[START]

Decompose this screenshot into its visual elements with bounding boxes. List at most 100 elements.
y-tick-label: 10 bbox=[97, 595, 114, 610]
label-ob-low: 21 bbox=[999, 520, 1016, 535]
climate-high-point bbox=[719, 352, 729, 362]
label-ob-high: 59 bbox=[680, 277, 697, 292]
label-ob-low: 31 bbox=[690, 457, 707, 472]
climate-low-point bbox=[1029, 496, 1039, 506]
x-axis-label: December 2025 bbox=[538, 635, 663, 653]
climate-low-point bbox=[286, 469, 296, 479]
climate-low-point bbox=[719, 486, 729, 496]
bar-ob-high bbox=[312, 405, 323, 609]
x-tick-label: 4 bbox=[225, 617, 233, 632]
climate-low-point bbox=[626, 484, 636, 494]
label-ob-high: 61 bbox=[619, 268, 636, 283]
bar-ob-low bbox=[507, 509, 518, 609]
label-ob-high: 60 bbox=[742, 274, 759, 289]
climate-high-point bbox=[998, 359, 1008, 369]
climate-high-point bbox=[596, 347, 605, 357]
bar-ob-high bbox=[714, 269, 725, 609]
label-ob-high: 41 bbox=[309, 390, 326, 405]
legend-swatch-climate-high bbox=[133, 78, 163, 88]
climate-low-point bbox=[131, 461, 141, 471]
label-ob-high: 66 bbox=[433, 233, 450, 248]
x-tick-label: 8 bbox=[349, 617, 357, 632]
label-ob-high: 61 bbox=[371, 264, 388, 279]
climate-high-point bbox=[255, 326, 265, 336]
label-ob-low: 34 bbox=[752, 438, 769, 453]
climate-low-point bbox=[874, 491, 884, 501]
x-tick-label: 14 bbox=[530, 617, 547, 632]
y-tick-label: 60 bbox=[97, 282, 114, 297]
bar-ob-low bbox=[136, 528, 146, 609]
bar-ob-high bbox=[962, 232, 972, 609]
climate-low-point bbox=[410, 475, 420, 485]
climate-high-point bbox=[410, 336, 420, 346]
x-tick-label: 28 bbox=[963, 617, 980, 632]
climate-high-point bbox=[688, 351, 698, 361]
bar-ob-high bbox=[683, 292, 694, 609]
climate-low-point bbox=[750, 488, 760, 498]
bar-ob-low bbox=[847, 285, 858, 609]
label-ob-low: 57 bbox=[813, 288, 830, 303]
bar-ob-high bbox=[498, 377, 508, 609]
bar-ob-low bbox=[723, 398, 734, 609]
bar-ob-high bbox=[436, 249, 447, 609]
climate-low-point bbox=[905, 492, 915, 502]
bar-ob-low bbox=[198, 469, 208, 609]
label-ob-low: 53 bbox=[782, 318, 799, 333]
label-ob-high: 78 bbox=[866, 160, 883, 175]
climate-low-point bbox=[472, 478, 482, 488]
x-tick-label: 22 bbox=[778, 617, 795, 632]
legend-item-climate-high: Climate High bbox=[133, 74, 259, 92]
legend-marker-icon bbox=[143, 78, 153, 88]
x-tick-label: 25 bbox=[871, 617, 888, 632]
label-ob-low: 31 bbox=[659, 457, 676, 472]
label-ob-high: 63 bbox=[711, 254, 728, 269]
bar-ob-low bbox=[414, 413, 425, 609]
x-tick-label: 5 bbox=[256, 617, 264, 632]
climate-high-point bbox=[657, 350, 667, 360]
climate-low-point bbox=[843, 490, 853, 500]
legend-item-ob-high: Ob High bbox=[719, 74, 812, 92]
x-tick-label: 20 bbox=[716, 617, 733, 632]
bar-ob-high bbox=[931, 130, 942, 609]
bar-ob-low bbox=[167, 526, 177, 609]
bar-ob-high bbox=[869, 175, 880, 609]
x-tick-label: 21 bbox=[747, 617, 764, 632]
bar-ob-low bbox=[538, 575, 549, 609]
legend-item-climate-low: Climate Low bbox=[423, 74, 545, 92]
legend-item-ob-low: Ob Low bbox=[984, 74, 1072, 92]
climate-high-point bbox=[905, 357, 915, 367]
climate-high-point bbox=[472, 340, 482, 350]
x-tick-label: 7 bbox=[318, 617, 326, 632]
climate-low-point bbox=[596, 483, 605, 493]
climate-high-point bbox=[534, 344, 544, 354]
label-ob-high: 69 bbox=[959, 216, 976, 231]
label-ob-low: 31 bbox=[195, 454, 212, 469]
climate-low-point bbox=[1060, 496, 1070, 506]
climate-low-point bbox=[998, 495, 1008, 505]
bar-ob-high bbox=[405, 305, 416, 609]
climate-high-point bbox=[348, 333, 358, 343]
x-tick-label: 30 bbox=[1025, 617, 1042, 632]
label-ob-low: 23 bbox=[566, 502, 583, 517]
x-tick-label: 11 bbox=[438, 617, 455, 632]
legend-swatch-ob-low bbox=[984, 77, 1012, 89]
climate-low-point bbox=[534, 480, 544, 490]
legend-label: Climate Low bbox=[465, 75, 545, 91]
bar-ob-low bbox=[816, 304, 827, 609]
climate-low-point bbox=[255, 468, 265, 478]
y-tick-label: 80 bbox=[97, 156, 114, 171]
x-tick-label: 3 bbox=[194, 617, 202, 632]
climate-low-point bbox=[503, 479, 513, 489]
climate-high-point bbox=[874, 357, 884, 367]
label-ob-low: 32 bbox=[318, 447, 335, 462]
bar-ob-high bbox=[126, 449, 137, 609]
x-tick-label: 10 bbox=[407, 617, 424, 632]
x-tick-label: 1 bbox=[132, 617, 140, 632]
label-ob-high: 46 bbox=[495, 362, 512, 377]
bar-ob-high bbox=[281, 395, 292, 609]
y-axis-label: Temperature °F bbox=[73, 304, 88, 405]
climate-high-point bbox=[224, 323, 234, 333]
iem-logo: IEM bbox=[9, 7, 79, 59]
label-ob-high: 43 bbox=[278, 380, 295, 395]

[END]

> [Given instruction]: Can you give every line of the items above as a JSON list of strings, one string per line and with blank lines left out?

> [Reply]:
[
  "Decompose this screenshot into its visual elements with bounding boxes. List at most 100 elements.",
  "y-tick-label: 10 bbox=[97, 595, 114, 610]",
  "label-ob-low: 21 bbox=[999, 520, 1016, 535]",
  "climate-high-point bbox=[719, 352, 729, 362]",
  "label-ob-high: 59 bbox=[680, 277, 697, 292]",
  "label-ob-low: 31 bbox=[690, 457, 707, 472]",
  "climate-low-point bbox=[1029, 496, 1039, 506]",
  "x-axis-label: December 2025 bbox=[538, 635, 663, 653]",
  "climate-low-point bbox=[286, 469, 296, 479]",
  "climate-low-point bbox=[719, 486, 729, 496]",
  "bar-ob-high bbox=[312, 405, 323, 609]",
  "x-tick-label: 4 bbox=[225, 617, 233, 632]",
  "climate-low-point bbox=[626, 484, 636, 494]",
  "label-ob-high: 61 bbox=[619, 268, 636, 283]",
  "bar-ob-low bbox=[507, 509, 518, 609]",
  "label-ob-high: 60 bbox=[742, 274, 759, 289]",
  "climate-high-point bbox=[998, 359, 1008, 369]",
  "climate-high-point bbox=[596, 347, 605, 357]",
  "bar-ob-high bbox=[714, 269, 725, 609]",
  "label-ob-high: 41 bbox=[309, 390, 326, 405]",
  "legend-swatch-climate-high bbox=[133, 78, 163, 88]",
  "climate-low-point bbox=[131, 461, 141, 471]",
  "label-ob-high: 66 bbox=[433, 233, 450, 248]",
  "x-tick-label: 8 bbox=[349, 617, 357, 632]",
  "label-ob-high: 61 bbox=[371, 264, 388, 279]",
  "climate-high-point bbox=[255, 326, 265, 336]",
  "label-ob-low: 34 bbox=[752, 438, 769, 453]",
  "climate-low-point bbox=[874, 491, 884, 501]",
  "x-tick-label: 14 bbox=[530, 617, 547, 632]",
  "y-tick-label: 60 bbox=[97, 282, 114, 297]",
  "bar-ob-low bbox=[136, 528, 146, 609]",
  "bar-ob-high bbox=[962, 232, 972, 609]",
  "climate-low-point bbox=[410, 475, 420, 485]",
  "climate-high-point bbox=[410, 336, 420, 346]",
  "x-tick-label: 28 bbox=[963, 617, 980, 632]",
  "climate-high-point bbox=[688, 351, 698, 361]",
  "bar-ob-high bbox=[683, 292, 694, 609]",
  "climate-low-point bbox=[750, 488, 760, 498]",
  "bar-ob-low bbox=[847, 285, 858, 609]",
  "label-ob-low: 57 bbox=[813, 288, 830, 303]",
  "bar-ob-high bbox=[498, 377, 508, 609]",
  "bar-ob-low bbox=[723, 398, 734, 609]",
  "bar-ob-high bbox=[436, 249, 447, 609]",
  "climate-low-point bbox=[905, 492, 915, 502]",
  "bar-ob-low bbox=[198, 469, 208, 609]",
  "label-ob-low: 53 bbox=[782, 318, 799, 333]",
  "label-ob-high: 78 bbox=[866, 160, 883, 175]",
  "climate-low-point bbox=[472, 478, 482, 488]",
  "x-tick-label: 22 bbox=[778, 617, 795, 632]",
  "legend-item-climate-high: Climate High bbox=[133, 74, 259, 92]",
  "legend-marker-icon bbox=[143, 78, 153, 88]",
  "x-tick-label: 25 bbox=[871, 617, 888, 632]",
  "label-ob-low: 31 bbox=[659, 457, 676, 472]",
  "label-ob-high: 63 bbox=[711, 254, 728, 269]",
  "bar-ob-low bbox=[414, 413, 425, 609]",
  "x-tick-label: 5 bbox=[256, 617, 264, 632]",
  "climate-high-point bbox=[657, 350, 667, 360]",
  "climate-low-point bbox=[843, 490, 853, 500]",
  "legend-item-ob-high: Ob High bbox=[719, 74, 812, 92]",
  "x-tick-label: 20 bbox=[716, 617, 733, 632]",
  "bar-ob-high bbox=[931, 130, 942, 609]",
  "bar-ob-low bbox=[167, 526, 177, 609]",
  "bar-ob-high bbox=[869, 175, 880, 609]",
  "x-tick-label: 21 bbox=[747, 617, 764, 632]",
  "bar-ob-low bbox=[538, 575, 549, 609]",
  "legend-item-climate-low: Climate Low bbox=[423, 74, 545, 92]",
  "legend-item-ob-low: Ob Low bbox=[984, 74, 1072, 92]",
  "climate-high-point bbox=[905, 357, 915, 367]",
  "climate-high-point bbox=[472, 340, 482, 350]",
  "x-tick-label: 7 bbox=[318, 617, 326, 632]",
  "climate-low-point bbox=[596, 483, 605, 493]",
  "climate-high-point bbox=[534, 344, 544, 354]",
  "label-ob-high: 69 bbox=[959, 216, 976, 231]",
  "label-ob-low: 31 bbox=[195, 454, 212, 469]",
  "climate-low-point bbox=[1060, 496, 1070, 506]",
  "climate-low-point bbox=[998, 495, 1008, 505]",
  "bar-ob-high bbox=[405, 305, 416, 609]",
  "climate-high-point bbox=[348, 333, 358, 343]",
  "x-tick-label: 30 bbox=[1025, 617, 1042, 632]",
  "label-ob-low: 23 bbox=[566, 502, 583, 517]",
  "x-tick-label: 11 bbox=[438, 617, 455, 632]",
  "legend-swatch-ob-low bbox=[984, 77, 1012, 89]",
  "climate-low-point bbox=[534, 480, 544, 490]",
  "legend-label: Climate Low bbox=[465, 75, 545, 91]",
  "bar-ob-low bbox=[816, 304, 827, 609]",
  "climate-low-point bbox=[255, 468, 265, 478]",
  "y-tick-label: 80 bbox=[97, 156, 114, 171]",
  "x-tick-label: 3 bbox=[194, 617, 202, 632]",
  "climate-low-point bbox=[503, 479, 513, 489]",
  "climate-high-point bbox=[874, 357, 884, 367]",
  "label-ob-low: 32 bbox=[318, 447, 335, 462]",
  "bar-ob-high bbox=[126, 449, 137, 609]",
  "x-tick-label: 10 bbox=[407, 617, 424, 632]",
  "x-tick-label: 1 bbox=[132, 617, 140, 632]",
  "label-ob-high: 46 bbox=[495, 362, 512, 377]",
  "bar-ob-high bbox=[281, 395, 292, 609]",
  "y-axis-label: Temperature °F bbox=[73, 304, 88, 405]",
  "climate-high-point bbox=[224, 323, 234, 333]",
  "iem-logo: IEM bbox=[9, 7, 79, 59]",
  "label-ob-high: 43 bbox=[278, 380, 295, 395]"
]